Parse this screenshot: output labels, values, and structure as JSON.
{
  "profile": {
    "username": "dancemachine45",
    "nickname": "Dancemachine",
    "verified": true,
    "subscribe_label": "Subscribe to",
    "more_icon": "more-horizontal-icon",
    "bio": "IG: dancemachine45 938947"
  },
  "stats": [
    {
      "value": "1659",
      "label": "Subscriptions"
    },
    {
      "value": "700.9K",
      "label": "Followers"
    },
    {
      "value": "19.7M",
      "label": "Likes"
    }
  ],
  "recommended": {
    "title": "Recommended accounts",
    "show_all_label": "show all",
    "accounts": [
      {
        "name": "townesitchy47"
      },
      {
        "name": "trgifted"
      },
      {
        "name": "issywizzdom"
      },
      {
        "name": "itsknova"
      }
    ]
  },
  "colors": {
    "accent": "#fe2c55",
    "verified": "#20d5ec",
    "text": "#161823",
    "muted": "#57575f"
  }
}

--- --- ---

→ **What needs to be done**
All of the data shown above must be copied exactly.

→ **Finished task**
Parse this screenshot: output labels, values, and structure as JSON.
{
  "profile": {
    "username": "dancemachine45",
    "nickname": "Dancemachine",
    "verified": true,
    "subscribe_label": "Subscribe to",
    "more_icon": "more-horizontal-icon",
    "bio": "IG: dancemachine45 938947"
  },
  "stats": [
    {
      "value": "1659",
      "label": "Subscriptions"
    },
    {
      "value": "700.9K",
      "label": "Followers"
    },
    {
      "value": "19.7M",
      "label": "Likes"
    }
  ],
  "recommended": {
    "title": "Recommended accounts",
    "show_all_label": "show all",
    "accounts": [
      {
        "name": "townesitchy47"
      },
      {
        "name": "trgifted"
      },
      {
        "name": "issywizzdom"
      },
      {
        "name": "itsknova"
      }
    ]
  },
  "colors": {
    "accent": "#fe2c55",
    "verified": "#20d5ec",
    "text": "#161823",
    "muted": "#57575f"
  }
}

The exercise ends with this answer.